**Challenge**
Extract every line from the records below that contains the word "placement".

(Stored records)
··········

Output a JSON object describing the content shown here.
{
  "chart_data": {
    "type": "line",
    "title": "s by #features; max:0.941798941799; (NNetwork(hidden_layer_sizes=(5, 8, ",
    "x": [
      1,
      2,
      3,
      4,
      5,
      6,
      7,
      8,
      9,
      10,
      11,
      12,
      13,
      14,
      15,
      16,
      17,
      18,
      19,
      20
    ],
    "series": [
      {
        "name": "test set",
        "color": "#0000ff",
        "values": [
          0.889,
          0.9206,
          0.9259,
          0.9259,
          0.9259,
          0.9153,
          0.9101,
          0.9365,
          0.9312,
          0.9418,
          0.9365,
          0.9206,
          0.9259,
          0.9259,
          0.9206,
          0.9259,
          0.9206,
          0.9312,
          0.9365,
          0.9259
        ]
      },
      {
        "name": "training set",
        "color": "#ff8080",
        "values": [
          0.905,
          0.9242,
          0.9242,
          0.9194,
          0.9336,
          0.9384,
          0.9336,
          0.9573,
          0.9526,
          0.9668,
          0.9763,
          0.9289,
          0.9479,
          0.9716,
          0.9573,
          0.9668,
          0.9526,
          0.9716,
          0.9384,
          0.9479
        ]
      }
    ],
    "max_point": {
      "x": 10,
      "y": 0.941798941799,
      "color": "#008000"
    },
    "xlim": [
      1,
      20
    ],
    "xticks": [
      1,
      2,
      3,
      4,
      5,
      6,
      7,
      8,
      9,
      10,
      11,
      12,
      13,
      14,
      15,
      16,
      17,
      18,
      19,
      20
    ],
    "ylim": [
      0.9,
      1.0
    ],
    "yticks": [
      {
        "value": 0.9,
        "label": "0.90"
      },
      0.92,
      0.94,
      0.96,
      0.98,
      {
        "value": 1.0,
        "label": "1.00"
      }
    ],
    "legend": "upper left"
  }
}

··········

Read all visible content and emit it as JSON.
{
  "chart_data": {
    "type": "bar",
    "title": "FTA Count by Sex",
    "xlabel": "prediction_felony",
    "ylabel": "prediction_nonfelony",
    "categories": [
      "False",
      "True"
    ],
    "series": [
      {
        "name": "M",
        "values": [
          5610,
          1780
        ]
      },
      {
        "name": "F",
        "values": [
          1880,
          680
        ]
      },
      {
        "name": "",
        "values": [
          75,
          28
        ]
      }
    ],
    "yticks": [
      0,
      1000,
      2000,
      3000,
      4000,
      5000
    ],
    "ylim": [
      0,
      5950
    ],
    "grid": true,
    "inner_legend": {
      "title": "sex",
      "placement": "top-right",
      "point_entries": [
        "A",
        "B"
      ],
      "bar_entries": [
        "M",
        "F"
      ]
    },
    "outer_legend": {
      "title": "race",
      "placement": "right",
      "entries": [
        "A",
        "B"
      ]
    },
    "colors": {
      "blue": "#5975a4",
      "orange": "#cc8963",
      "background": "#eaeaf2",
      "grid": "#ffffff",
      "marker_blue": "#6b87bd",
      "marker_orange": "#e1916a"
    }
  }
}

··········

**Task solution**
      "placement": "top-right",
      "placement": "right",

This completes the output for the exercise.